--- MATERIAL FOR THIS EXERCISE ---
BEGIN
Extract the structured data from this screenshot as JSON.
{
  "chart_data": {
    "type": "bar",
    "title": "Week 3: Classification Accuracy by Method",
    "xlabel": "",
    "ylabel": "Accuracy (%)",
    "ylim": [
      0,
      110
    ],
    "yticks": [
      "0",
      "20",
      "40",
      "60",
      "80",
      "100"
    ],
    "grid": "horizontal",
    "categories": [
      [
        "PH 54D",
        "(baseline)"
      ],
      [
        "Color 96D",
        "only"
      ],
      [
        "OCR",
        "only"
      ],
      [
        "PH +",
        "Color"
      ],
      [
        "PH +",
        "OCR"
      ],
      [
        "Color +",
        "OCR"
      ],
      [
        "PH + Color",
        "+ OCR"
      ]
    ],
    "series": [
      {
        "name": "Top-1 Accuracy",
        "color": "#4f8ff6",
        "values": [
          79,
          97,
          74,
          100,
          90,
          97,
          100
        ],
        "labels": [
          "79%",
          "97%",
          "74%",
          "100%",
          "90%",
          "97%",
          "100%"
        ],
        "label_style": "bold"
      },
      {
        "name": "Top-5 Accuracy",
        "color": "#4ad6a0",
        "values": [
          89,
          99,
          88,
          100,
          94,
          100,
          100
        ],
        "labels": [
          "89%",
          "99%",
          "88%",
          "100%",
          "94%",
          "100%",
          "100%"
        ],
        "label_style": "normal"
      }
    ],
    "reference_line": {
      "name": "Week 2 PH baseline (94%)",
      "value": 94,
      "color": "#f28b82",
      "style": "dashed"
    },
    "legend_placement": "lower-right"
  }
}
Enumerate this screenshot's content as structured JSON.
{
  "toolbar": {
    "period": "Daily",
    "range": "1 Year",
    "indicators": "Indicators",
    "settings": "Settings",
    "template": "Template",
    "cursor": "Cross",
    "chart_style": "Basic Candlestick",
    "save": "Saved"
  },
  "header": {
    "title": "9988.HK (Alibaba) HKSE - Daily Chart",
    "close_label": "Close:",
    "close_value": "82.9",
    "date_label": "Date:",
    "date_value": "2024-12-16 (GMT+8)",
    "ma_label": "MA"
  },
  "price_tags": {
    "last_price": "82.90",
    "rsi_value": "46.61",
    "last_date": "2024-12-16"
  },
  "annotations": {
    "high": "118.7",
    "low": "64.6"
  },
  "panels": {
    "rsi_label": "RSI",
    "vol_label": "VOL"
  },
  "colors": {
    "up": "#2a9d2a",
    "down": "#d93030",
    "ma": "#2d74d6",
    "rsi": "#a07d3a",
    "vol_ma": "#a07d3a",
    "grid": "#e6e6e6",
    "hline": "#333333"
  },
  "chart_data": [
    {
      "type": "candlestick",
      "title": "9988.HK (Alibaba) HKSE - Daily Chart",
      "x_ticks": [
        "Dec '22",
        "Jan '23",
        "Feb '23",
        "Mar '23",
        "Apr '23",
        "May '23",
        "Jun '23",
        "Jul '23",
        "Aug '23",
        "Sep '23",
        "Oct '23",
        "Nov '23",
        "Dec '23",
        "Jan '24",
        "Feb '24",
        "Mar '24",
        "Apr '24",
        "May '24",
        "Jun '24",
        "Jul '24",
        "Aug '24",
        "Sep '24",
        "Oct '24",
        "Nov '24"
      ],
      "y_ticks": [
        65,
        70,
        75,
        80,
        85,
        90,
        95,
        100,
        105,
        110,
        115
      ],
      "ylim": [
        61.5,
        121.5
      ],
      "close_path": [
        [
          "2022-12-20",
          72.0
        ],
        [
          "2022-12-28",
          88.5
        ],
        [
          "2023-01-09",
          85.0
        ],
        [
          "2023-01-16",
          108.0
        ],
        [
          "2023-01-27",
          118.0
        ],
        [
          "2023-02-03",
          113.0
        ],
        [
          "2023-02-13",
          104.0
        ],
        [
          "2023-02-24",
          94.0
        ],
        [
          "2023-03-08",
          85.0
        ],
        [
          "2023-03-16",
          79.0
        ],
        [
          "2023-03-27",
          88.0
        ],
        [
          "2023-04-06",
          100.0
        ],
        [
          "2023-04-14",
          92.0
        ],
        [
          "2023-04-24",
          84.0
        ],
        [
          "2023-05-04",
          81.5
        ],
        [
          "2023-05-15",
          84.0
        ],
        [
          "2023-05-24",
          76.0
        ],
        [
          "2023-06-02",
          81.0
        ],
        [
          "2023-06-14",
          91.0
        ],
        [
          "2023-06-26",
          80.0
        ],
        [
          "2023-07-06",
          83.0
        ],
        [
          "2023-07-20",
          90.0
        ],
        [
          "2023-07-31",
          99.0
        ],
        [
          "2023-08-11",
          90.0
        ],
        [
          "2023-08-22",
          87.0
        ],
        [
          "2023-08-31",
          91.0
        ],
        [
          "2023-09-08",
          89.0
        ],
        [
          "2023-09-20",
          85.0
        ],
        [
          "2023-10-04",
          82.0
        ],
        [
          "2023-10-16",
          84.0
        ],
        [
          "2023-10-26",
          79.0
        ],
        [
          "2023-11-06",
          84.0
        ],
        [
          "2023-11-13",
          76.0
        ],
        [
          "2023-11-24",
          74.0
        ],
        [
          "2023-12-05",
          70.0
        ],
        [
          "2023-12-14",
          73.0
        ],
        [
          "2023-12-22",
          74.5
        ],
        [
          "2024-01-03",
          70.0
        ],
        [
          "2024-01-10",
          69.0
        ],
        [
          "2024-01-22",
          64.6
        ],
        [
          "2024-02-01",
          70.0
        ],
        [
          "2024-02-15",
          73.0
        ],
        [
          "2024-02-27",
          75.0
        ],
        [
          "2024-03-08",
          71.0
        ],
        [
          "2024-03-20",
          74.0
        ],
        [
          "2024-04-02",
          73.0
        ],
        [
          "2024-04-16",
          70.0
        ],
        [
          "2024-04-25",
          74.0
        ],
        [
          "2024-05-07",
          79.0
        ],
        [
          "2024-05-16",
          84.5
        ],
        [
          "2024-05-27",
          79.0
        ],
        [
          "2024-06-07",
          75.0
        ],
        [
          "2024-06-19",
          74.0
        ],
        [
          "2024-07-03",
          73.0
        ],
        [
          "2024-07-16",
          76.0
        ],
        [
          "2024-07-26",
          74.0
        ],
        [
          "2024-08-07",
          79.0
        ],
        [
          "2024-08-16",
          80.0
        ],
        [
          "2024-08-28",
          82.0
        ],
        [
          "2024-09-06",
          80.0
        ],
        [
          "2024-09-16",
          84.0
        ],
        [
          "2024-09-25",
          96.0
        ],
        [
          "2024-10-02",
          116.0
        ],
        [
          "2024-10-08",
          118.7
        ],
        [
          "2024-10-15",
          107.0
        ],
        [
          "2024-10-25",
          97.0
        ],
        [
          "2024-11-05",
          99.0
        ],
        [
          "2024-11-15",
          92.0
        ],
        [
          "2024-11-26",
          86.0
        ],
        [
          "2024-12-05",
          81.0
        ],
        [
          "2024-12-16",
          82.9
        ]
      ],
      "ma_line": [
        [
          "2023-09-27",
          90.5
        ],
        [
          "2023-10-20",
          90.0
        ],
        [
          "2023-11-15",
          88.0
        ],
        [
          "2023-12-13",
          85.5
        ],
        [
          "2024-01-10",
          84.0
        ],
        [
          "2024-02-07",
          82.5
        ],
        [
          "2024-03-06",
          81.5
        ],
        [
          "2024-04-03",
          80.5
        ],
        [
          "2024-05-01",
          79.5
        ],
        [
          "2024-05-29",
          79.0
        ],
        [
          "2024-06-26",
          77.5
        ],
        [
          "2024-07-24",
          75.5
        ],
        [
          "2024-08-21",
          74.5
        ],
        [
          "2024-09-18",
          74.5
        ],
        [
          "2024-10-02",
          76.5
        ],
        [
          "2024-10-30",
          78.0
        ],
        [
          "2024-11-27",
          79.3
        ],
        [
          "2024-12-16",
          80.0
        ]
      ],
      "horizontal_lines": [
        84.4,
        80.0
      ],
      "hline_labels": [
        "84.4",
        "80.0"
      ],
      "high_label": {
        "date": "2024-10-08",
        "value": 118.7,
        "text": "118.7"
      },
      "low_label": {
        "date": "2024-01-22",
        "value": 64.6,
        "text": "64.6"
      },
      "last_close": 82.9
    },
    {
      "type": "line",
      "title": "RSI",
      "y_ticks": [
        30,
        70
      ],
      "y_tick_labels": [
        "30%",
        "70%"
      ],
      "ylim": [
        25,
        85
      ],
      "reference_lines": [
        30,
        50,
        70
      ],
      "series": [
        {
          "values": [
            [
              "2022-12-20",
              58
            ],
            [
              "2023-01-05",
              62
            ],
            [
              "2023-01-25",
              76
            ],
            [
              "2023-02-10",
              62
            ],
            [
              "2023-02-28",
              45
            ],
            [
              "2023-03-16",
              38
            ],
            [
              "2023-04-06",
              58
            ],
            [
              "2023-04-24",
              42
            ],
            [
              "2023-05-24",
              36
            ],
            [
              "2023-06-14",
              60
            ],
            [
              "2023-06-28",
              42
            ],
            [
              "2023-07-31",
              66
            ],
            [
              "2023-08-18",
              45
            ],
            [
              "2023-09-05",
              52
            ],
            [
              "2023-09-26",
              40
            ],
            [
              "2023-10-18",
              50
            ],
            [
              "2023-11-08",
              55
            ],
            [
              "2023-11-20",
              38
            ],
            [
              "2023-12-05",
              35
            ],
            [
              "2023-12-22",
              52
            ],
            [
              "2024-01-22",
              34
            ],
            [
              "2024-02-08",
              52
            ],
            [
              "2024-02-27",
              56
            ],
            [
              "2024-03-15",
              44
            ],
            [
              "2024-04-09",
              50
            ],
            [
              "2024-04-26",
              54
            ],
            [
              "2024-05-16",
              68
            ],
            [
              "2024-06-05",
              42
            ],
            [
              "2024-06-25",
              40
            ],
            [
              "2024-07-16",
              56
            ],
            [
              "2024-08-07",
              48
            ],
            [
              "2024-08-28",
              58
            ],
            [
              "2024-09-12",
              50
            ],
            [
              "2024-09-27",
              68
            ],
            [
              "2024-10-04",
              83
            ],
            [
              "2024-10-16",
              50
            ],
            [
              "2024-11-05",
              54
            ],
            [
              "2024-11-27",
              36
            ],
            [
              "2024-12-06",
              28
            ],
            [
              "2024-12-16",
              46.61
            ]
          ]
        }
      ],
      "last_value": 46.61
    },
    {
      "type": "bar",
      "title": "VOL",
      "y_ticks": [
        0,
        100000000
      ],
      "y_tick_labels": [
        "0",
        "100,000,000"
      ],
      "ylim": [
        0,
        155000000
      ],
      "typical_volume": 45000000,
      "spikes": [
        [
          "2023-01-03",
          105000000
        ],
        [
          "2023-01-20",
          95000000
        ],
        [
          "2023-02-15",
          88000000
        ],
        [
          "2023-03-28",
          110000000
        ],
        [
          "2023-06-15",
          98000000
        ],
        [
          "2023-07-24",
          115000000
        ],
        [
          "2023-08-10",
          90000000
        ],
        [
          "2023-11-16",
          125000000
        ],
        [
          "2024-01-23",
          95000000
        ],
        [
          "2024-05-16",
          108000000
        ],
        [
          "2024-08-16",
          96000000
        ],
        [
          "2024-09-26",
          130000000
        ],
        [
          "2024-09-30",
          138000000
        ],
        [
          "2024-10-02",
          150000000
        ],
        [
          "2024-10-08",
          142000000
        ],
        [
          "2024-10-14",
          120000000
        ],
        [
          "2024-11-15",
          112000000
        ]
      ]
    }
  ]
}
END
In the listing above, find the lines holding the word "Alibaba" and copy them.

--- EXERCISE SOLUTION ---
    "title": "9988.HK (Alibaba) HKSE - Daily Chart",
      "title": "9988.HK (Alibaba) HKSE - Daily Chart",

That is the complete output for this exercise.